[Aim of the task] Copy the data precisely, character for character, and leave out every picture.

Saved entries
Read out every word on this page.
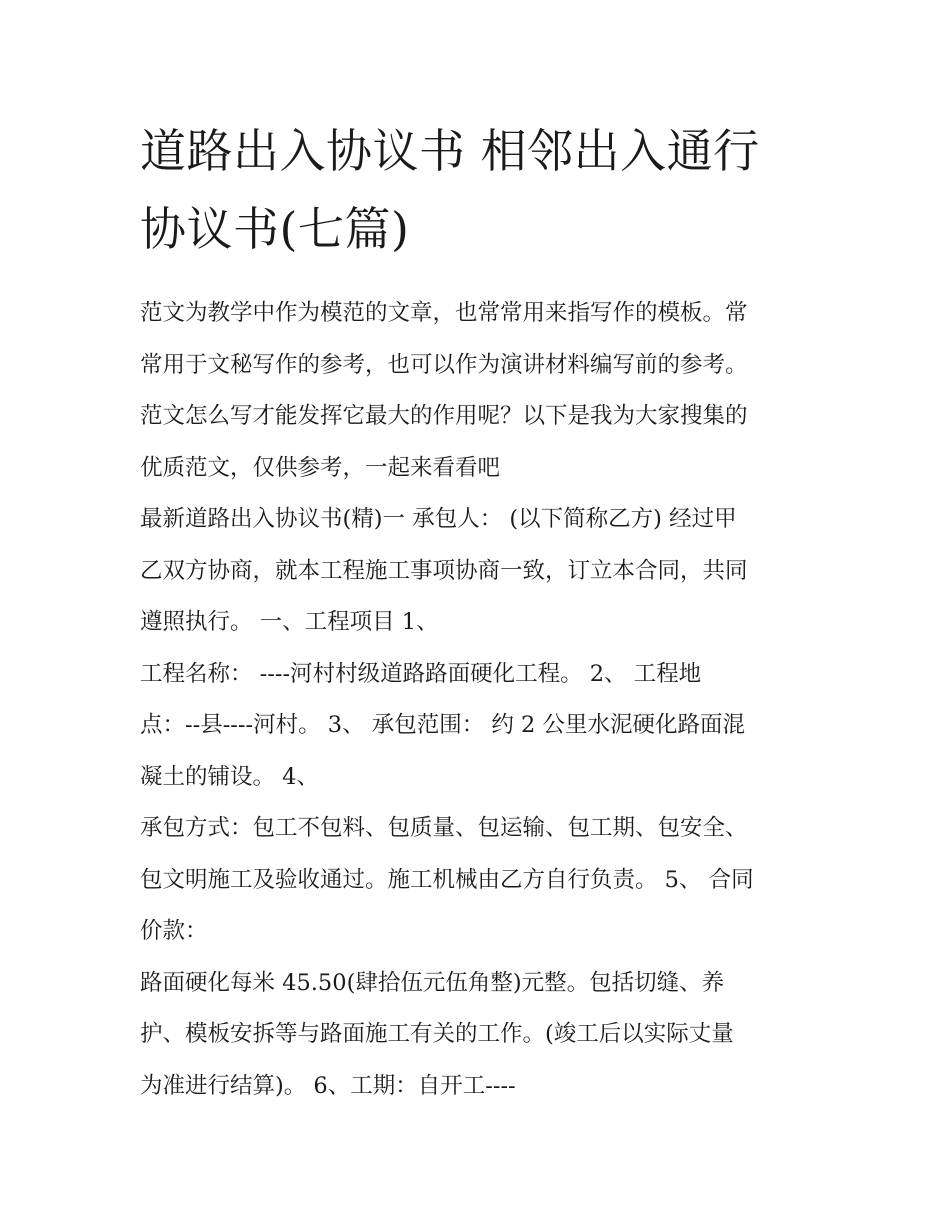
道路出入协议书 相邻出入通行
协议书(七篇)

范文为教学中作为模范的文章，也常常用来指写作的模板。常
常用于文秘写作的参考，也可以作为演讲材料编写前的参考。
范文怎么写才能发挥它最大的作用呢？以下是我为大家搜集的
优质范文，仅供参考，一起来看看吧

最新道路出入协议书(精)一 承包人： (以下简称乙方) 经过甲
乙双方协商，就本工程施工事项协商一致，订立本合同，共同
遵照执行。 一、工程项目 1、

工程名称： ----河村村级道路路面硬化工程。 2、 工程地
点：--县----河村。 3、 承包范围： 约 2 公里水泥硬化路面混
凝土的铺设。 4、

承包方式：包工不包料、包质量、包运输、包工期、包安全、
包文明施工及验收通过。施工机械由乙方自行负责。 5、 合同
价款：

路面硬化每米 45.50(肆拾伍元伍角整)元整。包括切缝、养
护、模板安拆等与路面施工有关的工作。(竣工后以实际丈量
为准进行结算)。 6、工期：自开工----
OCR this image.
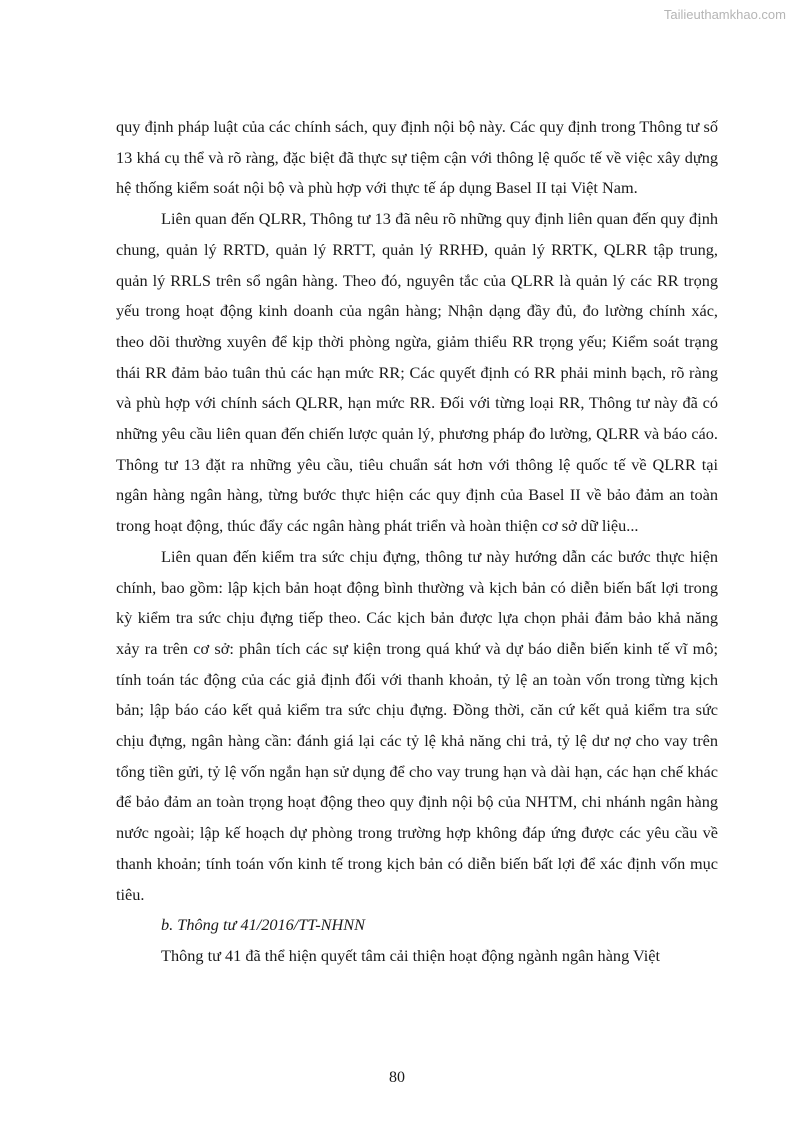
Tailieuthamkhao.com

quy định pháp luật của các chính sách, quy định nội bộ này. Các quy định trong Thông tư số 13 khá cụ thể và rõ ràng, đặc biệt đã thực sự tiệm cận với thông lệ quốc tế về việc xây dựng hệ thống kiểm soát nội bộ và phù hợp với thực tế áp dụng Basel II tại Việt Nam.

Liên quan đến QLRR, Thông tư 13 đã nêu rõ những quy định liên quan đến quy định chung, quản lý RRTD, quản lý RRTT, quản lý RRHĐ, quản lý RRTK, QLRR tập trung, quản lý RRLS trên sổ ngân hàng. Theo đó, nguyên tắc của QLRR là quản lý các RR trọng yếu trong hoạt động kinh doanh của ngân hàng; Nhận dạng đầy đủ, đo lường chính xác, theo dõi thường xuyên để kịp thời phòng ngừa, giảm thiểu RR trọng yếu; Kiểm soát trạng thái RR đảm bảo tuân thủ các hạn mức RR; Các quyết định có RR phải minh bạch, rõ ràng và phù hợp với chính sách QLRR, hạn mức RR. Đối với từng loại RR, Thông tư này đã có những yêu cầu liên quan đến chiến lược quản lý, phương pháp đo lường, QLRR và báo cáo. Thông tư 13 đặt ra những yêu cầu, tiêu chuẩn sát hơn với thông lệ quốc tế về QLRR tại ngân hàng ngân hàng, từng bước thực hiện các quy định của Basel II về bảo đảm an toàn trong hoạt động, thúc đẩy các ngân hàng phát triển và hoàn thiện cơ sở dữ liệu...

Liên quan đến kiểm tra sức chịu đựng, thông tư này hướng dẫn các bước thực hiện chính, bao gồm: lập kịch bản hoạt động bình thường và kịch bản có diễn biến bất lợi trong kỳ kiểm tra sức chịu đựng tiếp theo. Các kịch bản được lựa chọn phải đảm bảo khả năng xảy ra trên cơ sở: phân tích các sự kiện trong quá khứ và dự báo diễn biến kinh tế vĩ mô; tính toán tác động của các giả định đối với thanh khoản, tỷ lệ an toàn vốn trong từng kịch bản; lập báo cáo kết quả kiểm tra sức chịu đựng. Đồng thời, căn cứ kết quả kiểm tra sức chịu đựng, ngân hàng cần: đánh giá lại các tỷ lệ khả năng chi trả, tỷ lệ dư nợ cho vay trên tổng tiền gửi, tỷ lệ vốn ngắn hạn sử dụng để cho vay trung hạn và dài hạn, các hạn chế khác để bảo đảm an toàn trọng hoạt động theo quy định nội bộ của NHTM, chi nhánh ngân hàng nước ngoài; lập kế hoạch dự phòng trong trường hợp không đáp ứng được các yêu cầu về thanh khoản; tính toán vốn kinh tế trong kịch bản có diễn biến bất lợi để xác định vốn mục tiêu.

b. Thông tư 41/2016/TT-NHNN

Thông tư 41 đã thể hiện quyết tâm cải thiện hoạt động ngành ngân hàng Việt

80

[Finished task]
Read out every word on this page.
道路出入协议书 相邻出入通行
协议书(七篇)

范文为教学中作为模范的文章，也常常用来指写作的模板。常
常用于文秘写作的参考，也可以作为演讲材料编写前的参考。
范文怎么写才能发挥它最大的作用呢？以下是我为大家搜集的
优质范文，仅供参考，一起来看看吧

最新道路出入协议书(精)一 承包人： (以下简称乙方) 经过甲
乙双方协商，就本工程施工事项协商一致，订立本合同，共同
遵照执行。 一、工程项目 1、

工程名称： ----河村村级道路路面硬化工程。 2、 工程地
点：--县----河村。 3、 承包范围： 约 2 公里水泥硬化路面混
凝土的铺设。 4、

承包方式：包工不包料、包质量、包运输、包工期、包安全、
包文明施工及验收通过。施工机械由乙方自行负责。 5、 合同
价款：

路面硬化每米 45.50(肆拾伍元伍角整)元整。包括切缝、养
护、模板安拆等与路面施工有关的工作。(竣工后以实际丈量
为准进行结算)。 6、工期：自开工----
OCR this image.
Tailieuthamkhao.com

quy định pháp luật của các chính sách, quy định nội bộ này. Các quy định trong Thông tư số 13 khá cụ thể và rõ ràng, đặc biệt đã thực sự tiệm cận với thông lệ quốc tế về việc xây dựng hệ thống kiểm soát nội bộ và phù hợp với thực tế áp dụng Basel II tại Việt Nam.

Liên quan đến QLRR, Thông tư 13 đã nêu rõ những quy định liên quan đến quy định chung, quản lý RRTD, quản lý RRTT, quản lý RRHĐ, quản lý RRTK, QLRR tập trung, quản lý RRLS trên sổ ngân hàng. Theo đó, nguyên tắc của QLRR là quản lý các RR trọng yếu trong hoạt động kinh doanh của ngân hàng; Nhận dạng đầy đủ, đo lường chính xác, theo dõi thường xuyên để kịp thời phòng ngừa, giảm thiểu RR trọng yếu; Kiểm soát trạng thái RR đảm bảo tuân thủ các hạn mức RR; Các quyết định có RR phải minh bạch, rõ ràng và phù hợp với chính sách QLRR, hạn mức RR. Đối với từng loại RR, Thông tư này đã có những yêu cầu liên quan đến chiến lược quản lý, phương pháp đo lường, QLRR và báo cáo. Thông tư 13 đặt ra những yêu cầu, tiêu chuẩn sát hơn với thông lệ quốc tế về QLRR tại ngân hàng ngân hàng, từng bước thực hiện các quy định của Basel II về bảo đảm an toàn trong hoạt động, thúc đẩy các ngân hàng phát triển và hoàn thiện cơ sở dữ liệu...

Liên quan đến kiểm tra sức chịu đựng, thông tư này hướng dẫn các bước thực hiện chính, bao gồm: lập kịch bản hoạt động bình thường và kịch bản có diễn biến bất lợi trong kỳ kiểm tra sức chịu đựng tiếp theo. Các kịch bản được lựa chọn phải đảm bảo khả năng xảy ra trên cơ sở: phân tích các sự kiện trong quá khứ và dự báo diễn biến kinh tế vĩ mô; tính toán tác động của các giả định đối với thanh khoản, tỷ lệ an toàn vốn trong từng kịch bản; lập báo cáo kết quả kiểm tra sức chịu đựng. Đồng thời, căn cứ kết quả kiểm tra sức chịu đựng, ngân hàng cần: đánh giá lại các tỷ lệ khả năng chi trả, tỷ lệ dư nợ cho vay trên tổng tiền gửi, tỷ lệ vốn ngắn hạn sử dụng để cho vay trung hạn và dài hạn, các hạn chế khác để bảo đảm an toàn trọng hoạt động theo quy định nội bộ của NHTM, chi nhánh ngân hàng nước ngoài; lập kế hoạch dự phòng trong trường hợp không đáp ứng được các yêu cầu về thanh khoản; tính toán vốn kinh tế trong kịch bản có diễn biến bất lợi để xác định vốn mục tiêu.

b. Thông tư 41/2016/TT-NHNN

Thông tư 41 đã thể hiện quyết tâm cải thiện hoạt động ngành ngân hàng Việt

80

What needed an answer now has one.